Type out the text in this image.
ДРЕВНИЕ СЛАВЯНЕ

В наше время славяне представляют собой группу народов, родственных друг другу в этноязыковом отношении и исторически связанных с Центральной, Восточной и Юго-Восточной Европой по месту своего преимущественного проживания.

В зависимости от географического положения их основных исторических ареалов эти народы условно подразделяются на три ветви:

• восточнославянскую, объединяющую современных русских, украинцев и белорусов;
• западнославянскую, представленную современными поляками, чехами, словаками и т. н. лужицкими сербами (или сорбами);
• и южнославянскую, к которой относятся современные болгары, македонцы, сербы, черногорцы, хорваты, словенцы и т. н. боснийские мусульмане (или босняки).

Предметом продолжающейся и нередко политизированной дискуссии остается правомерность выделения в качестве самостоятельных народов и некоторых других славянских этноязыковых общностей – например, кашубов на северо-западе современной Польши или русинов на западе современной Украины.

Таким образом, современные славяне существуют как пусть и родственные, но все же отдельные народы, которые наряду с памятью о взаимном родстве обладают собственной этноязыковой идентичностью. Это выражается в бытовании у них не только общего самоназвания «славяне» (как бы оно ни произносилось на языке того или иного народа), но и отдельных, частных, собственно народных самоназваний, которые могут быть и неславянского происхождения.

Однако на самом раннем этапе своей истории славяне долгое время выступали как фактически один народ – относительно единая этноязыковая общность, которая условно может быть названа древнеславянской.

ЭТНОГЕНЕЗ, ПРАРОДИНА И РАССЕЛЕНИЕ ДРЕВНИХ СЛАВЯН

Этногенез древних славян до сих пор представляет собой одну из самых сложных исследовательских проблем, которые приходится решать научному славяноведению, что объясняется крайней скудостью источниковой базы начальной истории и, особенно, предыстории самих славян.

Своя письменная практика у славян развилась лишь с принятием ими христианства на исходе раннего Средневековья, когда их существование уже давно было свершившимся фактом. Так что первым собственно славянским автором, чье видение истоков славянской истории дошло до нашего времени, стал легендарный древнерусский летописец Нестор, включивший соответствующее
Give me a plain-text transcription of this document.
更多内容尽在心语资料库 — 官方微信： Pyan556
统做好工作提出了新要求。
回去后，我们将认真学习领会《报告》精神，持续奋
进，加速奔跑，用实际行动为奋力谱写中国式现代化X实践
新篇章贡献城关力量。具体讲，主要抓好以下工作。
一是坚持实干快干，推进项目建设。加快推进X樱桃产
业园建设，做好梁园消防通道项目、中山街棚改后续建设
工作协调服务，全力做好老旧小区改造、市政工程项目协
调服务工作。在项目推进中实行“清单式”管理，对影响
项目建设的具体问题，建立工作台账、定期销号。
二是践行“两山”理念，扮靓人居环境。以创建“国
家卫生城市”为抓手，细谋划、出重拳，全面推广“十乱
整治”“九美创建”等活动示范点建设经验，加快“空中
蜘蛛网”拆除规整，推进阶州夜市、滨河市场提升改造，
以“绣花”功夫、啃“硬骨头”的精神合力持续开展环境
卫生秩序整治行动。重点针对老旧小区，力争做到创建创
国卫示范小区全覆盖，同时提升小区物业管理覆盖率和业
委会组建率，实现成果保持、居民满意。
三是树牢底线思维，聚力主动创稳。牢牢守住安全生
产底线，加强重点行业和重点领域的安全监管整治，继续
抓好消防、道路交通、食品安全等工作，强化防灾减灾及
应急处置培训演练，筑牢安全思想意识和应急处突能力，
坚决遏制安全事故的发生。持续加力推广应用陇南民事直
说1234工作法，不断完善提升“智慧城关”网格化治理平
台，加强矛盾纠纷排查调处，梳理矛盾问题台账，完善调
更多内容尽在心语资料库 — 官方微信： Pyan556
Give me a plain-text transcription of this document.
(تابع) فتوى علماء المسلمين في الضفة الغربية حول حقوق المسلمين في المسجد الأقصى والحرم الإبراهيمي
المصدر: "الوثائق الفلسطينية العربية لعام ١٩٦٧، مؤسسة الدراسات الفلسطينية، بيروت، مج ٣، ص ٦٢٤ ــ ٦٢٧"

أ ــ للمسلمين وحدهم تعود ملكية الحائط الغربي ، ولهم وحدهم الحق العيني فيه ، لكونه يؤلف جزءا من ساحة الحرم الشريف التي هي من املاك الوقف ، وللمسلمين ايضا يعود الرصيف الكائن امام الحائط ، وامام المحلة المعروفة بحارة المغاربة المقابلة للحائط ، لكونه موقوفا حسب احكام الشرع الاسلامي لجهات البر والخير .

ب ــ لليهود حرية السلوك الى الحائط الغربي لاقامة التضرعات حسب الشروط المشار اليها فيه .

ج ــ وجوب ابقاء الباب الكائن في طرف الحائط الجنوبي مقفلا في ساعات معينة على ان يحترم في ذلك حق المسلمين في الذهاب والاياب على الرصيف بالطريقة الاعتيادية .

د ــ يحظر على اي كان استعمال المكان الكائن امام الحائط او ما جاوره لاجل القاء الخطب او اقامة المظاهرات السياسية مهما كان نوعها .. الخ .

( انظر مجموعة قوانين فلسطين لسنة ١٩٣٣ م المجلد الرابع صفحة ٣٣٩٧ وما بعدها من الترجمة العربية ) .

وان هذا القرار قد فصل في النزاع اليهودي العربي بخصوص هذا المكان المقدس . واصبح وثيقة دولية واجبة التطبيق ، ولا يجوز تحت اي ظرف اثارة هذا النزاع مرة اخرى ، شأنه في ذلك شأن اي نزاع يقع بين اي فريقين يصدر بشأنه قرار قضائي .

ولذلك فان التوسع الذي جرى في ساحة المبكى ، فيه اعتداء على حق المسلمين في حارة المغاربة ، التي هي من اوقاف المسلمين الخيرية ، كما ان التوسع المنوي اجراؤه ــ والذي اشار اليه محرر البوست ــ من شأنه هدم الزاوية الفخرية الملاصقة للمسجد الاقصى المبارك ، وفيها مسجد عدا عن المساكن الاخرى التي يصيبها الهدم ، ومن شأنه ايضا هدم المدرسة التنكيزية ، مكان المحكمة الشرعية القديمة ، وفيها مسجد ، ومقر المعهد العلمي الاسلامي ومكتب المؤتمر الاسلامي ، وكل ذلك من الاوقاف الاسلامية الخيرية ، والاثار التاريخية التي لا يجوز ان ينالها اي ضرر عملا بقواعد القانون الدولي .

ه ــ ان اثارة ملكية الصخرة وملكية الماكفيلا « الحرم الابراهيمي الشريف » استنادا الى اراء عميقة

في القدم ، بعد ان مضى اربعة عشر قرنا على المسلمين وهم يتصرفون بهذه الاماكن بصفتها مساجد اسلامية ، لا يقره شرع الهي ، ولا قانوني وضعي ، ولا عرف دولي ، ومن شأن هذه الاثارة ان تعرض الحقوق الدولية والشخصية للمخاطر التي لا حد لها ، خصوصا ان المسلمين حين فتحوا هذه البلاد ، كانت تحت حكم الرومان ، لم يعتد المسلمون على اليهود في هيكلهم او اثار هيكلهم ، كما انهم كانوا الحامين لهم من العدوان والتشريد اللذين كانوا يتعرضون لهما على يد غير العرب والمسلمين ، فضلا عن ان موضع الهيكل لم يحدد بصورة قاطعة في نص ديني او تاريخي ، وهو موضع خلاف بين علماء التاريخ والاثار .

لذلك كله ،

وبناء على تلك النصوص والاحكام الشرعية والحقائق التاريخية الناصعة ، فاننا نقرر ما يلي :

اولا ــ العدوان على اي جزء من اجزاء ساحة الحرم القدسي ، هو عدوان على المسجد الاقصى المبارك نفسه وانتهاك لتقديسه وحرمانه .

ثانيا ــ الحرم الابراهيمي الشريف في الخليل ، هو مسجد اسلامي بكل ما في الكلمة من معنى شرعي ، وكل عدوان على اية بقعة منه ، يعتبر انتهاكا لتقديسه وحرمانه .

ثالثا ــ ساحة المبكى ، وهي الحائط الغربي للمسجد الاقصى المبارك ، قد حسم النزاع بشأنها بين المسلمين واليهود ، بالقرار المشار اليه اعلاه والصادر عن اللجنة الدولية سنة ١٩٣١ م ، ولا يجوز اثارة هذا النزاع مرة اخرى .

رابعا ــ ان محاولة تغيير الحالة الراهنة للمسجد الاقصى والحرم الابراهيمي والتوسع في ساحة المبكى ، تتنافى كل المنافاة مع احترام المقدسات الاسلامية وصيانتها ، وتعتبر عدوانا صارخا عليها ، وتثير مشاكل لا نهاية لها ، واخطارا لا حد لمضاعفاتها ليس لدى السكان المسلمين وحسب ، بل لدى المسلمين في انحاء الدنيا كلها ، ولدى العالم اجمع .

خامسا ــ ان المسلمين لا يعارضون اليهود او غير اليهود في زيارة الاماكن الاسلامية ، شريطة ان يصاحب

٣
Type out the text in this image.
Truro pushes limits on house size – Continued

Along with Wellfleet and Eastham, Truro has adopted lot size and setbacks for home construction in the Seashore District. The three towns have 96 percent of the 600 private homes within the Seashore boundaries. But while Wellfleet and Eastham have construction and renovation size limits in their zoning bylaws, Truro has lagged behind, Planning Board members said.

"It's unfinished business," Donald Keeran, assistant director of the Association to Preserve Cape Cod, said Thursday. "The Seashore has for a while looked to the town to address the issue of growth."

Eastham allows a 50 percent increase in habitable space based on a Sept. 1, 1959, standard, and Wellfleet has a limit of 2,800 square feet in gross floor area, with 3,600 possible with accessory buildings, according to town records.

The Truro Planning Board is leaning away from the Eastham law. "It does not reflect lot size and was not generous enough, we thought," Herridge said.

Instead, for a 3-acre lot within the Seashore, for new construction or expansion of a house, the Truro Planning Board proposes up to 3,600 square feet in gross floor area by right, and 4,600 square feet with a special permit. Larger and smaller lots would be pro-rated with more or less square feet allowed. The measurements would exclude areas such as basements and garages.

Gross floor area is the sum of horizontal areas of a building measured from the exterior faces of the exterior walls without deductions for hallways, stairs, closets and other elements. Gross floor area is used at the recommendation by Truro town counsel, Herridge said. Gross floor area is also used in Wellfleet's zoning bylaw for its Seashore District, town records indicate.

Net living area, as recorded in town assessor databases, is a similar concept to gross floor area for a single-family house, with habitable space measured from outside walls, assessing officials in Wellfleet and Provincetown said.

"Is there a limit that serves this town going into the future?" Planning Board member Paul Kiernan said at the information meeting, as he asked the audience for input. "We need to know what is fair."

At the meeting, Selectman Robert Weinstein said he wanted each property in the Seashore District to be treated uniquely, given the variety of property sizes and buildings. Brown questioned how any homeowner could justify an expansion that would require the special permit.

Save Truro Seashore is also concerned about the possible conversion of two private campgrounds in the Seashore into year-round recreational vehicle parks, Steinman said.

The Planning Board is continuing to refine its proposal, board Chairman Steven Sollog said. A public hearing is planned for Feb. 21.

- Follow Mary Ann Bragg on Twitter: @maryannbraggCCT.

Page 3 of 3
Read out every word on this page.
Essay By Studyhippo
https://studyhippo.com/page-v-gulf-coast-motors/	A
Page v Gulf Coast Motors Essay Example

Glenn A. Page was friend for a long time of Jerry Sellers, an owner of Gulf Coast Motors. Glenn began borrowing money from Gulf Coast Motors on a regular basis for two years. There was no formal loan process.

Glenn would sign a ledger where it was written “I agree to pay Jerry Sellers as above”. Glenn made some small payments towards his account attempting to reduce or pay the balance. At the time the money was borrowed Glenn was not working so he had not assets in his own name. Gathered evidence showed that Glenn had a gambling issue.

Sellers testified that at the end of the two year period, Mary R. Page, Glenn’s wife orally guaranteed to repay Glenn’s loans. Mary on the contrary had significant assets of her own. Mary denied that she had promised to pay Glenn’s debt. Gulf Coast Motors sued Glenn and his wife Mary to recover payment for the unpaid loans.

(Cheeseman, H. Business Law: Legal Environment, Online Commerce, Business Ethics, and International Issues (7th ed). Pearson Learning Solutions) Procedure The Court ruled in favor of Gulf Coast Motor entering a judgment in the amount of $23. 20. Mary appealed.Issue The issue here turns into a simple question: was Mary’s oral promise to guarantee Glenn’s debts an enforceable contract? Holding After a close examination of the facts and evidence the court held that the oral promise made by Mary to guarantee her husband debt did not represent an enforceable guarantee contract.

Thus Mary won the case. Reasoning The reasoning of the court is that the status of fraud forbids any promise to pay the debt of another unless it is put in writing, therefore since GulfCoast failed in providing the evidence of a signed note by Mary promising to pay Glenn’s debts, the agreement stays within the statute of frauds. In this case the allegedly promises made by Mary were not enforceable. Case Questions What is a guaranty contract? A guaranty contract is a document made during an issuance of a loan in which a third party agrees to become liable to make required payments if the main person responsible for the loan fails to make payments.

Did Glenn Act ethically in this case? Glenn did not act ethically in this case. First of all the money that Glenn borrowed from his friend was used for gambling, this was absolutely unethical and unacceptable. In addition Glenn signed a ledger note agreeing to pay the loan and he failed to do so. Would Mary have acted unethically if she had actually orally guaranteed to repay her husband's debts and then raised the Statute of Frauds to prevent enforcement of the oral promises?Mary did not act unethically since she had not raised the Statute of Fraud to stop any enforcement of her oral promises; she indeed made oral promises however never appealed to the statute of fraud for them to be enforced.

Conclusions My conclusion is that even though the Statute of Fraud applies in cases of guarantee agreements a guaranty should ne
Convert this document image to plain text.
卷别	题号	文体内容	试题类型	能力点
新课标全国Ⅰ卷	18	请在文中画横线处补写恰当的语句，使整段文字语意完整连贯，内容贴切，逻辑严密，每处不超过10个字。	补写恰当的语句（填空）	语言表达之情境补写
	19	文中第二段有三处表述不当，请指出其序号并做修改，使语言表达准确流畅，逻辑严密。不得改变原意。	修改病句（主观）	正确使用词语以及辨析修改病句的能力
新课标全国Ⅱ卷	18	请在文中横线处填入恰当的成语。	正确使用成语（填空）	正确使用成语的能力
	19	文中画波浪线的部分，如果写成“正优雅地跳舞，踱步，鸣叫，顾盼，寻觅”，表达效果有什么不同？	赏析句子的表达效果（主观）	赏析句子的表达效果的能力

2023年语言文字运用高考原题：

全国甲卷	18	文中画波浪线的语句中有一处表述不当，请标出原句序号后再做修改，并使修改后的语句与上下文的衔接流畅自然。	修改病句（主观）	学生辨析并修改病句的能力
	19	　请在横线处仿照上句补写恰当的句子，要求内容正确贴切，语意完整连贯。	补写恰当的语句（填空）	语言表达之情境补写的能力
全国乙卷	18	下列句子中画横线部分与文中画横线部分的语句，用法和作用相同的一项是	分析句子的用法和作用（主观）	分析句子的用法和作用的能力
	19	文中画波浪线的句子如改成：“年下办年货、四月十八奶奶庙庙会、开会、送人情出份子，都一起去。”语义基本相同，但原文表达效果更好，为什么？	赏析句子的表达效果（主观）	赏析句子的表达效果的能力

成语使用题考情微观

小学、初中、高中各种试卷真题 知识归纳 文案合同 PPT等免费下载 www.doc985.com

- [WHAT IS REQUIRED]: Copy out every line in the entries above that holds "issue".

- [RESPONSE]:
"It's unfinished business," Donald Keeran, assistant director of the Association to Preserve Cape Cod, said Thursday. "The Seashore has for a while looked to the town to address the issue of growth."
Glenn would sign a ledger where it was written “I agree to pay Jerry Sellers as above”. Glenn made some small payments towards his account attempting to reduce or pay the balance. At the time the money was borrowed Glenn was not working so he had not assets in his own name. Gathered evidence showed that Glenn had a gambling issue.
(Cheeseman, H. Business Law: Legal Environment, Online Commerce, Business Ethics, and International Issues (7th ed). Pearson Learning Solutions) Procedure The Court ruled in favor of Gulf Coast Motor entering a judgment in the amount of $23. 20. Mary appealed.Issue The issue here turns into a simple question: was Mary’s oral promise to guarantee Glenn’s debts an enforceable contract? Holding After a close examination of the facts and evidence the court held that the oral promise made by Mary to guarantee her husband debt did not represent an enforceable guarantee contract.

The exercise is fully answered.